■ **Compiti da svolgere**
a – Indica se ciascuna delle seguenti affermazioni concorda con la presentazione di Roberto Gualtieri, rispondendo sì o no e citando testualmente le parole decisive: (i) insegna Storia contemporanea all'Università di Roma "La Sapienza"; (ii) ha 52 anni; (iii) è stato uno dei tre relatori del convegno di Orvieto dell'ottobre 2006.
b – Prosegui la presentazione di Roberto Gualtieri a partire dalla sua ultima frase.

■ **Brano estratto**
___

Chi sono
Mi chiamo Roberto Gualtieri, ho 42 anni, insegno Storia contemporanea all'Università di Roma "La Sapienza", sono vicedirettore della Fondazione Istituto Gramsci e membro della Direzione nazionale del Partito democratico. Sono uno studioso di storia italiana e internazionale del XX secolo e del processo di integrazione europea. Collaboro a diversi quotidiani e riviste, ho coordinato l'attività della Fondazione Italianieuropei sui temi di politica istituzionale e dirigo il Rapporto annuale sull'integrazione europea per l'editore Il Mulino. Sono impegnato nella politica da molti anni, e come iscritto ai Ds e membro della loro segreteria romana tra il 2001 e il 2006, mi sono battuto, fin dal 2001, per il progetto del Partito democratico. Dopo aver diretto il periodico "La Lettera", dove è stata avanzata per la prima volta la proposta di una lista unitaria dell'Ulivo per le elezioni europee del 2004, ho fondato il Centro di iniziativa per il Partito democratico "L'Ulivo per Roma". Sono stato uno dei tre relatori del convegno di Orvieto che nell'ottobre 2006 ha dato il via alla costruzione del nuovo partito e ho successivamente fatto parte della commissione di "saggi" nominata da Romano Prodi che ha redatto il "Manifesto" per il Partito democratico.

___

■ **Materiale mostrato**
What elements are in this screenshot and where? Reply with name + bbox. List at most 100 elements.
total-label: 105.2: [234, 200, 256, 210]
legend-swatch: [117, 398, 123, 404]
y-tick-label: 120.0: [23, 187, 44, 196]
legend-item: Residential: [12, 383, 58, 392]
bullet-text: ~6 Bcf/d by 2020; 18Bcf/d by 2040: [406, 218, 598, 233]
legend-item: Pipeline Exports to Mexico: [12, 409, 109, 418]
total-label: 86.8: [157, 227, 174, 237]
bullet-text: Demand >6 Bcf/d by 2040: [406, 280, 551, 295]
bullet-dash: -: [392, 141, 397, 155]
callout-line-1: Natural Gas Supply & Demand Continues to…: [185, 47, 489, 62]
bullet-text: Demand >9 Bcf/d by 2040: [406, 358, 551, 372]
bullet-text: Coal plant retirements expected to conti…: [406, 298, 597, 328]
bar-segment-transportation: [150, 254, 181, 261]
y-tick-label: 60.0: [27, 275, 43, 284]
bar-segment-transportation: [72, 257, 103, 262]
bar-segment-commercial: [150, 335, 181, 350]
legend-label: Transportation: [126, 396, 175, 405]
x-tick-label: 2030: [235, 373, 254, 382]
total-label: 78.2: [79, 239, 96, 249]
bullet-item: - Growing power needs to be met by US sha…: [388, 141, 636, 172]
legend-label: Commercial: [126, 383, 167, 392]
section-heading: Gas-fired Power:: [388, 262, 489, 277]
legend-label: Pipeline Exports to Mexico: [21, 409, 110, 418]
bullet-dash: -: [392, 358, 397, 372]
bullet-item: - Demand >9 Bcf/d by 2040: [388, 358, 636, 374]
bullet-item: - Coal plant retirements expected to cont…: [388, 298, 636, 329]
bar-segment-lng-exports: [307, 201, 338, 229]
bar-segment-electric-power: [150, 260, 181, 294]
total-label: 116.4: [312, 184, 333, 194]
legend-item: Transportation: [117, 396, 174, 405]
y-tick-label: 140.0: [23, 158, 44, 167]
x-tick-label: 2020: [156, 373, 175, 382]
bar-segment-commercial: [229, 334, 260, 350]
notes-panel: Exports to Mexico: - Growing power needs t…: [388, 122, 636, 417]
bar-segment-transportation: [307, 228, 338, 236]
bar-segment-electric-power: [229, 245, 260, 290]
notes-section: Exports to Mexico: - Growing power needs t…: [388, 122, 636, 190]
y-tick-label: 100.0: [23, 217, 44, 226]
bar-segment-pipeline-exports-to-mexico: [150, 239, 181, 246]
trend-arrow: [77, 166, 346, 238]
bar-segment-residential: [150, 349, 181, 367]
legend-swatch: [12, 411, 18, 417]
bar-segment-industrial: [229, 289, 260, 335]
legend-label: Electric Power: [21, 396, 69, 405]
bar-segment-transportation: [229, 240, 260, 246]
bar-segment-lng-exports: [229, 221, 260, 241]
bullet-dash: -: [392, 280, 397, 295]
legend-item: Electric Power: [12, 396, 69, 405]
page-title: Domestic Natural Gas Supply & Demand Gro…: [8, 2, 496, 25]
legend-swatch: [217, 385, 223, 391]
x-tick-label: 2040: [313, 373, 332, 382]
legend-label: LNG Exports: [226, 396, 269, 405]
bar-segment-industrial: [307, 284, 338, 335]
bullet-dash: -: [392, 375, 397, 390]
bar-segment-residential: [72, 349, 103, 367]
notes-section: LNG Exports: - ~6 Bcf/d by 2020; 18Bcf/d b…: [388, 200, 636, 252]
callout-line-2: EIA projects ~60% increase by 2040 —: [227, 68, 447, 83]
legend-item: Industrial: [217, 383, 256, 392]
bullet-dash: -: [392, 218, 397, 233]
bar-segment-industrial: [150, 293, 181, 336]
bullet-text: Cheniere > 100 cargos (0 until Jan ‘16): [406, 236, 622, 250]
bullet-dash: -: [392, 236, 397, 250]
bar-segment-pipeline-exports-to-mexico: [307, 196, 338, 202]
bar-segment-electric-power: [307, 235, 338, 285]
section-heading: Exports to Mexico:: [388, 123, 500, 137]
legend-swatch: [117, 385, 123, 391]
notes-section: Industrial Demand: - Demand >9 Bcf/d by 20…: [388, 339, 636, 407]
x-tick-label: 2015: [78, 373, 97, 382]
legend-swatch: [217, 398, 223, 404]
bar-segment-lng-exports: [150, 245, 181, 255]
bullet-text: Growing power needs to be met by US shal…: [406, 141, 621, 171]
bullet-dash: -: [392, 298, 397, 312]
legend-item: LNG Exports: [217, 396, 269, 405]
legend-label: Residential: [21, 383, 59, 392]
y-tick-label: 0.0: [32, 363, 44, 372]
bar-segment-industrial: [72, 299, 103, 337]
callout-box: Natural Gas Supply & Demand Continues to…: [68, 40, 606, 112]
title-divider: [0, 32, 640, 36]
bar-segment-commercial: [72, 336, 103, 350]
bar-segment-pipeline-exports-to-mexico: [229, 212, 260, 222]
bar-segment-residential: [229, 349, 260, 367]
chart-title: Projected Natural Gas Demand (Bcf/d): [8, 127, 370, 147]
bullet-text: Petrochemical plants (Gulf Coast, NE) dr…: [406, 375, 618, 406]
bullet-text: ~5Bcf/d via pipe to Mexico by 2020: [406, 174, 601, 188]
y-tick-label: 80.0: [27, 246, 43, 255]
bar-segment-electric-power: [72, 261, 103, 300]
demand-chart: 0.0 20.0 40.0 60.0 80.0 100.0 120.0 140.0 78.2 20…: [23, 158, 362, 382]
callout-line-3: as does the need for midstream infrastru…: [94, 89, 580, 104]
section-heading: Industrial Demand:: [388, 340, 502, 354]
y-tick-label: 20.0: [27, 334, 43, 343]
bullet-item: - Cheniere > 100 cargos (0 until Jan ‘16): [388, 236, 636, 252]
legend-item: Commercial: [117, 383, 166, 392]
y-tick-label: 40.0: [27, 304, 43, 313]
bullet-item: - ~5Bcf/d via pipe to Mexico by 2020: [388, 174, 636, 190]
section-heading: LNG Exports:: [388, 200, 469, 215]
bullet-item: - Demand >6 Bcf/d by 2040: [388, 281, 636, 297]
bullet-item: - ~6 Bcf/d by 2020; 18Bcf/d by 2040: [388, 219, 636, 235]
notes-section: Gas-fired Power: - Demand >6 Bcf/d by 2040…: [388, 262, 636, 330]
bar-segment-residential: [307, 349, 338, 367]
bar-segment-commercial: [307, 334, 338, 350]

___

■ **Risultati per compito**
a –
(i) Sì: «insegno Storia contemporanea all'Università di Roma "La Sapienza"».
(ii) No: «ho 42 anni».
(iii) Sì: «Sono stato uno dei tre relatori del convegno di Orvieto che nell'ottobre 2006 ha dato il via alla costruzione del nuovo partito».

b –
In questi anni la mia attività politica e professionale
si è concentrata sulla formazione di una nuova cultura politica
riformista in cui si possano rinnovare le tradizioni storiche che hanno
animato la democrazia italiana. Per questo mi sono impegnato nella
costruzione del Partito democratico, inteso come forza politica
pluralista, fondata sulla partecipazione alle decisioni dei suoi
iscritti e radicata nella società; un partito solido, democratico,
popolare, sorretto da una robusta e autonoma cultura politica
riformista, in grado di essere il perno di un'alleanza che possa
tornare al governo dell'Italia e di essere protagonista del processo di
unificazione dell'Europa. Ho scelto di candidarmi al Parlamento europeo
per proseguire questo impegno a Bruxelles e a Strasburgo in un
passaggio cruciale della storia del nostro continente.